Copy each line of the entries beneath that contains the word "during".
[Start of Exercise data]
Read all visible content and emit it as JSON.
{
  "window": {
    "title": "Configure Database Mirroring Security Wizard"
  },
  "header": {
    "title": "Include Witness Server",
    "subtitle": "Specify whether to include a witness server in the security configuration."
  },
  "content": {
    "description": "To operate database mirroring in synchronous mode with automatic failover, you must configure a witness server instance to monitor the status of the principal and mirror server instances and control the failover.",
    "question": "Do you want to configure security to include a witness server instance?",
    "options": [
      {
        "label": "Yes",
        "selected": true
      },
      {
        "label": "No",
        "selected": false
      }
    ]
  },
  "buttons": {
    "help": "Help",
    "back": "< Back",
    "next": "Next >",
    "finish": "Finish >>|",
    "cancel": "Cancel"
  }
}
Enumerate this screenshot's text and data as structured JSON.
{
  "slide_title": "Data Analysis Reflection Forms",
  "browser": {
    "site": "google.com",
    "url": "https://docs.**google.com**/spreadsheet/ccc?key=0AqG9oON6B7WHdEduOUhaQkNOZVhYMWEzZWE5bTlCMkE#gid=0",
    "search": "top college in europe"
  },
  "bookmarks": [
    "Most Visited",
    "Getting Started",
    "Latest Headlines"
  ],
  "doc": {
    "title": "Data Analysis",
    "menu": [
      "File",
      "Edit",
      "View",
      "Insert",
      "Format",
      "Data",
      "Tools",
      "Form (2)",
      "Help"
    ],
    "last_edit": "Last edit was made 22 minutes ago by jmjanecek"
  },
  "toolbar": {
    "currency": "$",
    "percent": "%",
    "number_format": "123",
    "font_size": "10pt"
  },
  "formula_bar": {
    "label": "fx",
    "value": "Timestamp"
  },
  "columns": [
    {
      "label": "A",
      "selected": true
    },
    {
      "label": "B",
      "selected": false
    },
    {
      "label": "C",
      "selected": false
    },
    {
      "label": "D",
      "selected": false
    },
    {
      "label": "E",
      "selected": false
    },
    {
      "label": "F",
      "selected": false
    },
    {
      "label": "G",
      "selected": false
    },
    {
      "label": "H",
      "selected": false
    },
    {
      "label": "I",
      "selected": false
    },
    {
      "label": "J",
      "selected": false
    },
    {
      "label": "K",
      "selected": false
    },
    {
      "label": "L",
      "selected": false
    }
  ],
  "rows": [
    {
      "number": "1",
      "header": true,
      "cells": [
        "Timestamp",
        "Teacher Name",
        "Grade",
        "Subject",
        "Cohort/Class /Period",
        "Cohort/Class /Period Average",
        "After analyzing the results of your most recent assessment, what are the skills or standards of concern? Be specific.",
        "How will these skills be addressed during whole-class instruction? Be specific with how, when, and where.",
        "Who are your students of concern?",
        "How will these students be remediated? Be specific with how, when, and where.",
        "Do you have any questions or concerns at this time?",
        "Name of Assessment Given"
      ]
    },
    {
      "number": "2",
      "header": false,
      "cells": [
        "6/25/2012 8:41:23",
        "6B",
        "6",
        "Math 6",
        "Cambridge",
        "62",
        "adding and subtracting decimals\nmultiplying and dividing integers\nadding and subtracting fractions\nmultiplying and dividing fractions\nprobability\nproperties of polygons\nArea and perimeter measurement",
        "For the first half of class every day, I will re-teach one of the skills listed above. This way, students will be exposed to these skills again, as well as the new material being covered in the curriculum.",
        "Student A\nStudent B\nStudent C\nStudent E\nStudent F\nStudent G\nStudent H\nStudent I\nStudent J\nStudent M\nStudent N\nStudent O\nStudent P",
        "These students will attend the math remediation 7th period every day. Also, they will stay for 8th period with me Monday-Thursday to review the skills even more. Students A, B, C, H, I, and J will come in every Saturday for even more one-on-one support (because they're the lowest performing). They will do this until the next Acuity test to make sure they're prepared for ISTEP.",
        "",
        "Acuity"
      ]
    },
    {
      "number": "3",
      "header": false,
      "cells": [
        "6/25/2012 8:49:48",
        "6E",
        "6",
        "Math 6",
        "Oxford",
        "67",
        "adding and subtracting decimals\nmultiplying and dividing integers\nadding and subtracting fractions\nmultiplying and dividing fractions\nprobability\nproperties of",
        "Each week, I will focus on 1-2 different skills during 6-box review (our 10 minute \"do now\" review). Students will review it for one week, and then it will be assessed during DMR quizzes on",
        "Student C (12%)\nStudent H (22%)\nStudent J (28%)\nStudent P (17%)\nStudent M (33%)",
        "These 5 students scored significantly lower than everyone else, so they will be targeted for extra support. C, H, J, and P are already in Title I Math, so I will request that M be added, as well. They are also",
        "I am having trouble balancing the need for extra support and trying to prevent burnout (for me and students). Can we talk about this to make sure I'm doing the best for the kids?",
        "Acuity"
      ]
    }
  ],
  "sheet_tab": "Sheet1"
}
[End of Exercise data]
(Reply to the task):
        "How will these skills be addressed during whole-class instruction? Be specific with how, when, and where.",
        "Each week, I will focus on 1-2 different skills during 6-box review (our 10 minute \"do now\" review). Students will review it for one week, and then it will be assessed during DMR quizzes on",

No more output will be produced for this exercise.